▶ STATED EXERCISE 1: Write out the passage on the subsea system between "Accordingly, in use, the" and "maintained, serviced etc.", inclusive, word for word.

▶ PROVIDED TEXT:
The subsea control equipment may comprise at least two equivalent
control modules, such as electrical control modules. This may
provide a degree of redundancy, providing back-up in the event of
failure of compromise of one module.
One end, for example a lower end of the stress joint may be
configured for connection to subsea apparatus, such as an
intervention system. For example, one end of the stress joint may
be configured to be connected to an emergency disconnect package of
a subsea intervention system. In such an arrangement, in an
emergency disconnect situation, the stress joint may become
disconnected from the subsea apparatus, this disconnecting the
subsea apparatus from a surface vessel.
One end, for example an upper end of the stress joint may be
connected or connectable to a riser which extends to a surface
vessel.
One end, for example an upper end of the stress joint may be
configured to be arranged in fluid communication with a lubricator
stack and stuffing box, such as might be used to permit a wireline
or slickline to be inserted into and through the subsea system.
The subsea system may form part of an intervention system, such as
a light weight intervention system.
The subsea system may define an outer diameter suitable for running
through a rotary table provided on a surface vessel. For example,
the subsea system may define an outer diameter which is less than
126 cm (49.5 inches).
According to a further aspect of the present invention there is
provided a subsea system, comprising: a stress joint for connection
between subsea apparatus and a surface vessel, wherein the stress
joint comprises a tapering wall thickness which tapers from a thick
wall section to a thin wall section for providing stress relief
along the stress joint; and subsea control equipment mounted on the
stress joint, wherein the subsea control equipment is connected to
the stress joint in the region of the thick wall section.
According to a further aspect of the present invention there is
provided a subsea system, comprising: a lower subsea package to be
mounted on a wellhead and comprising an upper end which comprises
an emergency disconnect connector, wherein the emergency disconnect
connector comprises a breakable joint section; an upper subsea
package to be connected to a surface vessel; and a connection
arrangement providing connection between the upper and lower subsea
packages, wherein the connection arrangement comprises: a first
connector portion mounted on the emergency disconnect connector of
the lower subsea package and comprising a surface connection
profile; and a second connector portion mounted on the upper subsea
package and comprising at least one actuatable connection member
for selectively engaging the surface connection profile of the
first connector portion to provide a connection therebetween.
Accordingly, in use, the first and second connection portions may
be disconnected to permit the upper subsea package to be retrieved
to surface while leaving the lower subsea package in place. In such
an event, the provision of the second connector portion on the
upper subsea package permits this portion to also be retrieved to
surface. This may provide advantages in that the second connector
portion comprises at least one actuatable connection member, which
may thus be appropriately inspected, maintained, serviced etc.
The first connector portion may comprise a male portion defining a
connection profile on an outer surface thereof.
The second connector portion may comprise a female portion which
receives the male portion of the first connector portion.
The second connector portion may comprise a plurality of connection
members. The connection members may comprise or be defined by
dogs.

▶ LISTING:
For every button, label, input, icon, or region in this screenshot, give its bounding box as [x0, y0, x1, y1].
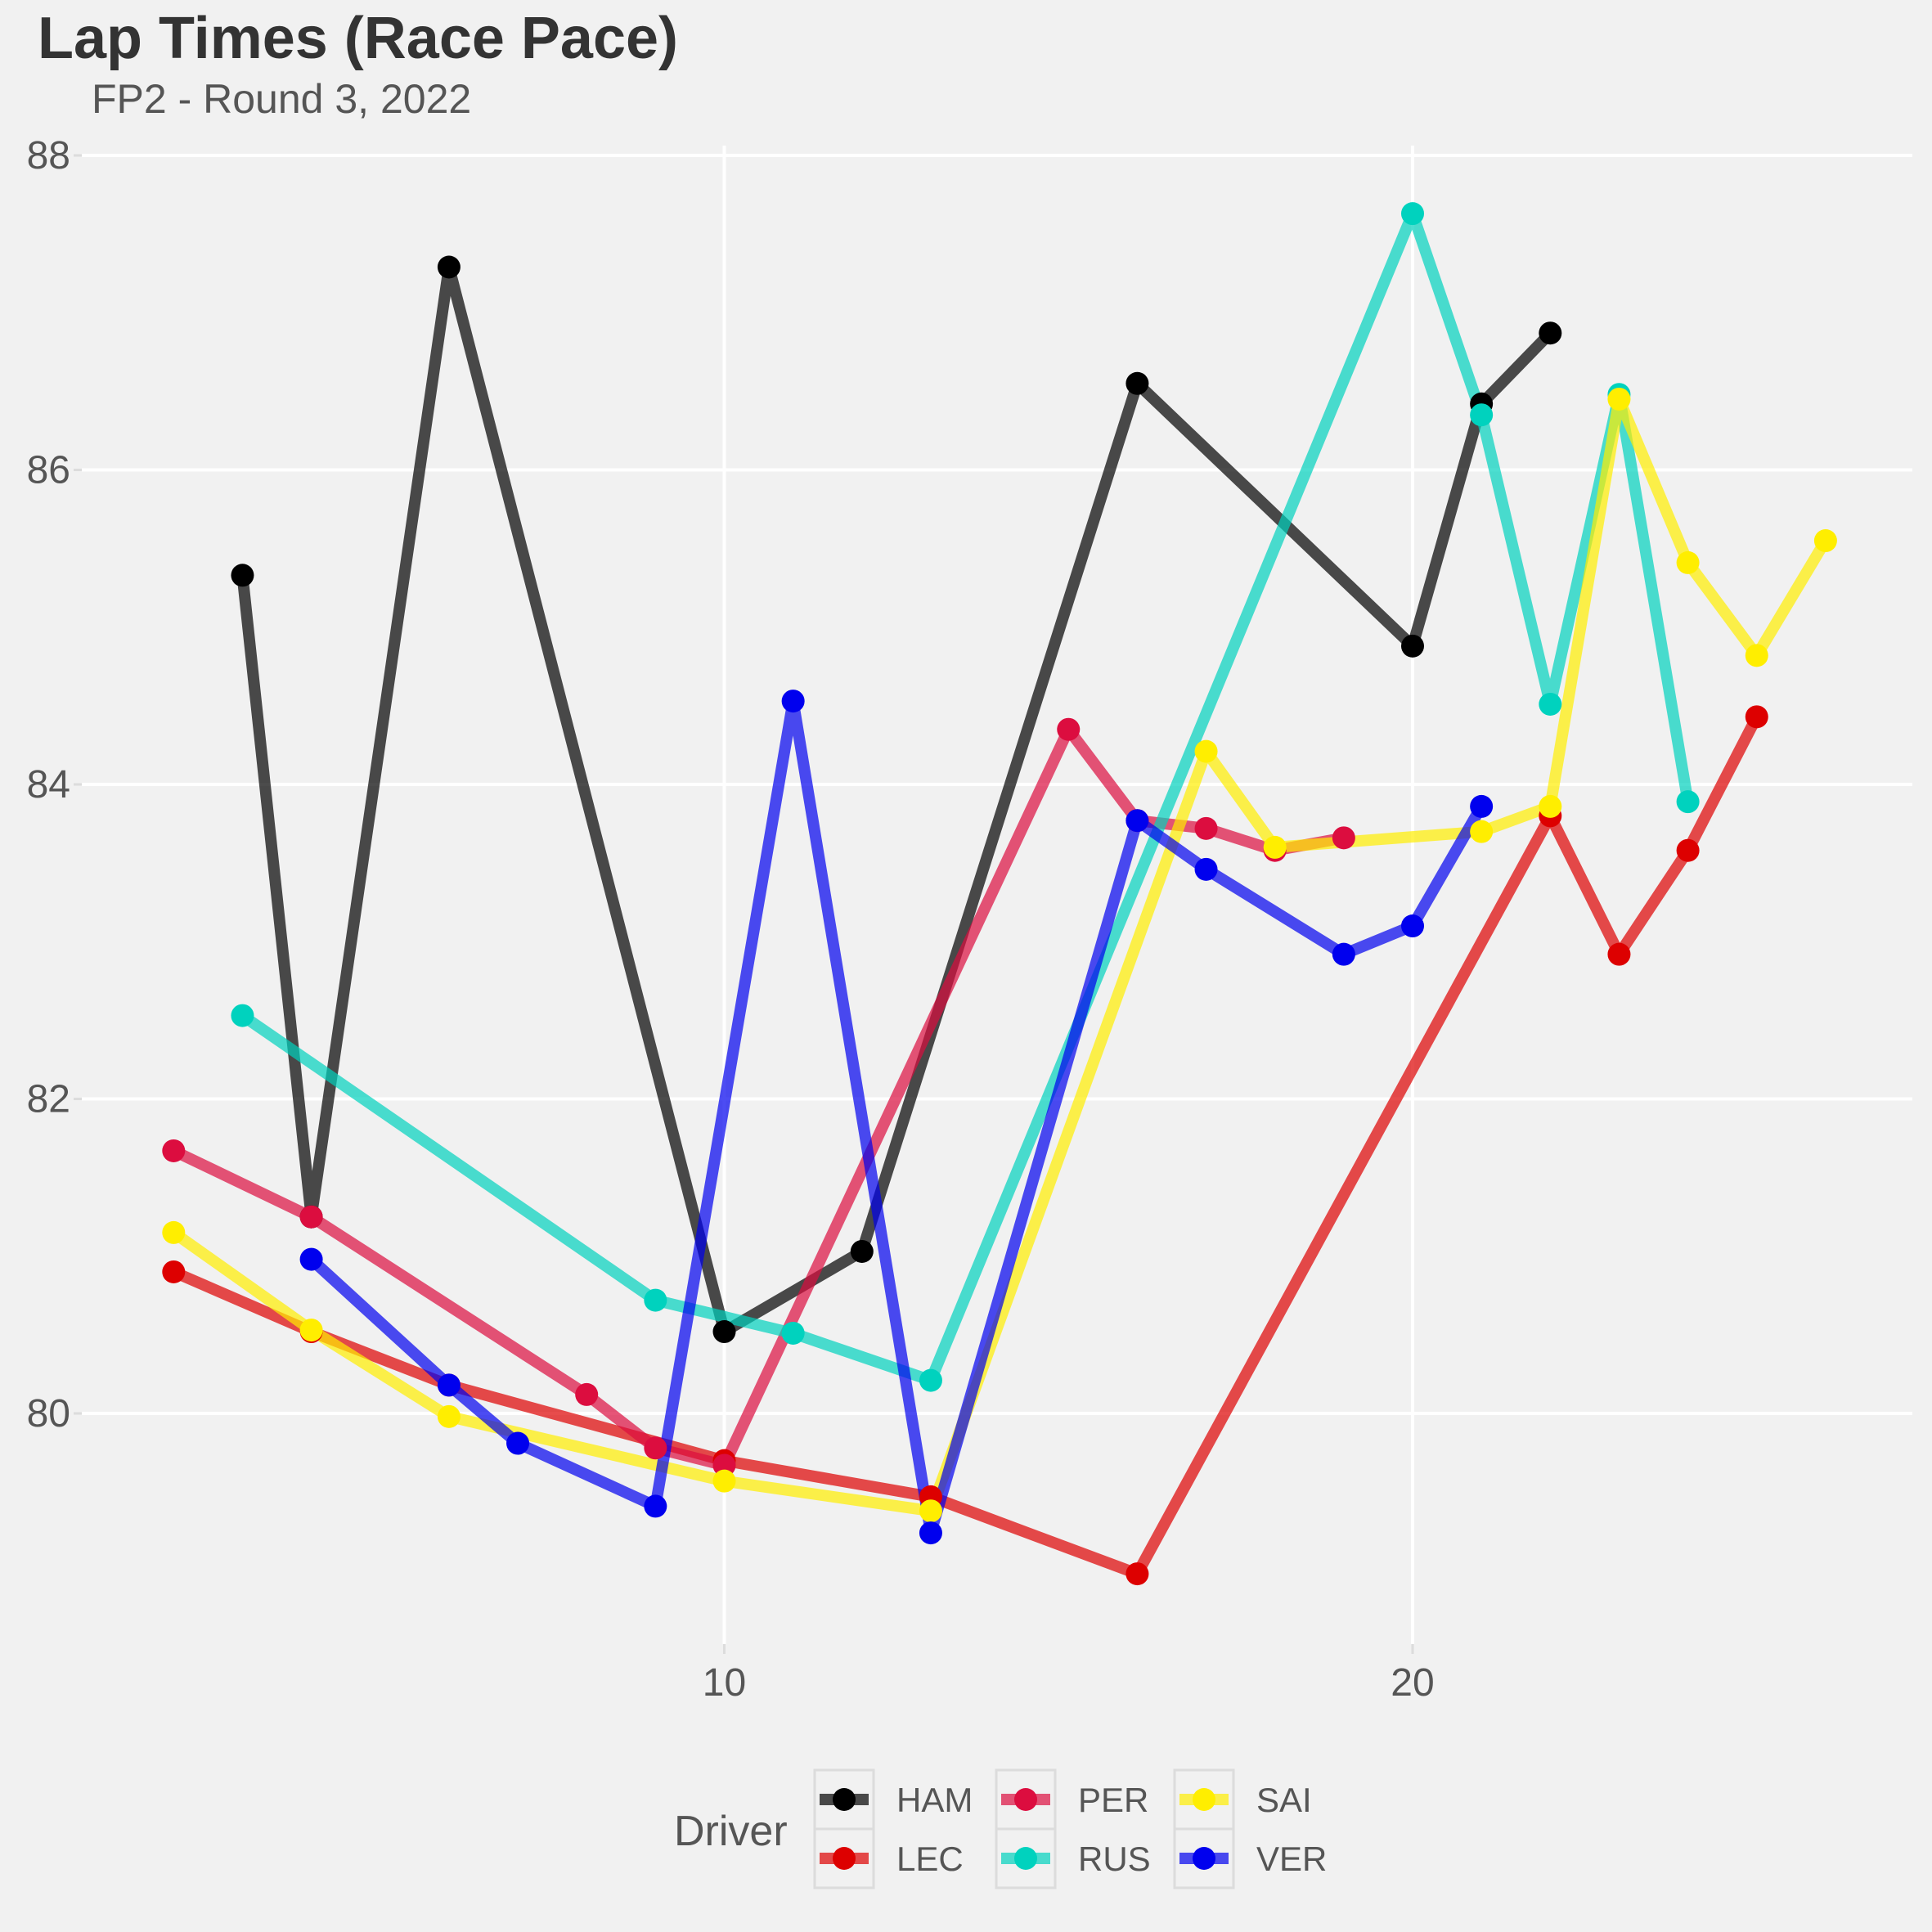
data-point-rus: [644, 1288, 667, 1312]
data-point-rus: [1470, 403, 1494, 427]
x-tick-label: 20: [1391, 1661, 1434, 1705]
data-point-rus: [781, 1321, 805, 1345]
data-point-ver: [1194, 857, 1218, 881]
data-point-ham: [1126, 371, 1149, 395]
data-point-rus: [1401, 202, 1424, 226]
data-point-sai: [1263, 835, 1287, 859]
data-point-rus: [231, 1004, 254, 1027]
legend-label: RUS: [1078, 1840, 1151, 1878]
legend-item-sai: SAI: [1173, 1768, 1312, 1831]
data-point-per: [575, 1382, 599, 1406]
series-lines: [162, 202, 1837, 1586]
data-point-lec: [1607, 942, 1631, 966]
data-point-rus: [1539, 692, 1562, 716]
data-point-lec: [1745, 705, 1768, 729]
axis-tick-labels: 80 82 84 86 88 10 20: [27, 134, 1435, 1705]
data-point-sai: [1676, 550, 1700, 574]
data-point-lec: [162, 1260, 186, 1283]
legend-label: SAI: [1256, 1781, 1312, 1819]
data-point-sai: [1813, 529, 1837, 553]
data-point-per: [1057, 717, 1081, 741]
data-point-ver: [299, 1247, 323, 1271]
data-point-ham: [1539, 321, 1562, 345]
data-point-ham: [231, 564, 254, 587]
data-point-sai: [437, 1404, 461, 1428]
data-point-per: [644, 1436, 667, 1460]
data-point-sai: [919, 1499, 942, 1523]
data-point-ham: [437, 255, 461, 279]
data-point-lec: [1676, 838, 1700, 862]
legend-item-per: PER: [995, 1768, 1148, 1831]
data-point-ver: [644, 1494, 667, 1518]
data-point-lec: [1126, 1562, 1149, 1586]
series-line-lec: [171, 714, 1763, 1580]
data-point-ver: [1401, 914, 1424, 938]
data-point-per: [1332, 826, 1355, 850]
data-point-sai: [712, 1469, 736, 1493]
legend-title: Driver: [674, 1808, 788, 1855]
data-point-sai: [1539, 794, 1562, 818]
legend-item-lec: LEC: [813, 1827, 964, 1889]
series-line-rus: [239, 208, 1694, 1386]
data-point-ham: [712, 1320, 736, 1344]
legend: Driver HAM LEC PER RUS SAI VER: [674, 1768, 1327, 1889]
legend-key-point: [1014, 1847, 1037, 1870]
y-tick-label: 84: [27, 763, 70, 806]
y-tick-label: 80: [27, 1392, 70, 1436]
data-point-per: [162, 1139, 186, 1162]
chart-title: Lap Times (Race Pace): [38, 6, 679, 71]
legend-key-point: [1193, 1788, 1215, 1811]
data-point-rus: [919, 1368, 942, 1392]
series-line-ver: [307, 695, 1487, 1539]
x-tick-label: 10: [703, 1661, 746, 1705]
data-point-ver: [919, 1521, 942, 1545]
chart-subtitle: FP2 - Round 3, 2022: [92, 76, 472, 122]
legend-key-point: [1014, 1788, 1037, 1811]
data-point-ver: [437, 1373, 461, 1397]
legend-label: HAM: [896, 1781, 973, 1819]
legend-key-point: [1193, 1847, 1215, 1870]
data-point-per: [299, 1205, 323, 1229]
data-point-sai: [1194, 739, 1218, 763]
legend-label: VER: [1256, 1840, 1327, 1878]
series-line-per: [171, 723, 1346, 1471]
data-point-sai: [1745, 644, 1768, 667]
data-point-per: [1194, 816, 1218, 840]
legend-key-point: [833, 1788, 856, 1811]
data-point-ham: [1401, 634, 1424, 658]
data-point-ver: [1332, 942, 1355, 966]
y-tick-label: 86: [27, 449, 70, 492]
legend-key-point: [833, 1847, 856, 1870]
data-point-sai: [1470, 820, 1494, 843]
y-tick-label: 88: [27, 134, 70, 177]
data-point-ver: [781, 690, 805, 713]
data-point-sai: [1607, 387, 1631, 411]
data-point-ver: [506, 1431, 530, 1455]
data-point-ver: [1126, 809, 1149, 833]
data-point-per: [712, 1453, 736, 1477]
data-point-ver: [1470, 794, 1494, 818]
y-tick-label: 82: [27, 1078, 70, 1121]
legend-item-rus: RUS: [995, 1827, 1151, 1889]
legend-label: LEC: [896, 1840, 964, 1878]
legend-item-ver: VER: [1173, 1827, 1327, 1889]
legend-item-ham: HAM: [813, 1768, 973, 1831]
data-point-sai: [162, 1220, 186, 1244]
data-point-sai: [299, 1319, 323, 1342]
data-point-rus: [1676, 790, 1700, 814]
data-point-ham: [850, 1239, 874, 1263]
legend-label: PER: [1078, 1781, 1148, 1819]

▶ STATED EXERCISE 2: Reproduce the entries between the lines holding "data-point-rus: [644, 1288, 667, 1312]" and "legend-item-sai: SAI: [1173, 1768, 1312, 1831]", inclusive, with no changes.

▶ FULL ANSWER 1:
Accordingly, in use, the first and second connection portions may
be disconnected to permit the upper subsea package to be retrieved
to surface while leaving the lower subsea package in place. In such
an event, the provision of the second connector portion on the
upper subsea package permits this portion to also be retrieved to
surface. This may provide advantages in that the second connector
portion comprises at least one actuatable connection member, which
may thus be appropriately inspected, maintained, serviced etc.

▶ FULL ANSWER 2:
data-point-rus: [644, 1288, 667, 1312]
data-point-rus: [1470, 403, 1494, 427]
x-tick-label: 20: [1391, 1661, 1434, 1705]
data-point-rus: [781, 1321, 805, 1345]
data-point-ver: [1194, 857, 1218, 881]
data-point-ham: [1126, 371, 1149, 395]
data-point-rus: [1401, 202, 1424, 226]
data-point-sai: [1263, 835, 1287, 859]
data-point-rus: [231, 1004, 254, 1027]
legend-label: RUS: [1078, 1840, 1151, 1878]
legend-item-sai: SAI: [1173, 1768, 1312, 1831]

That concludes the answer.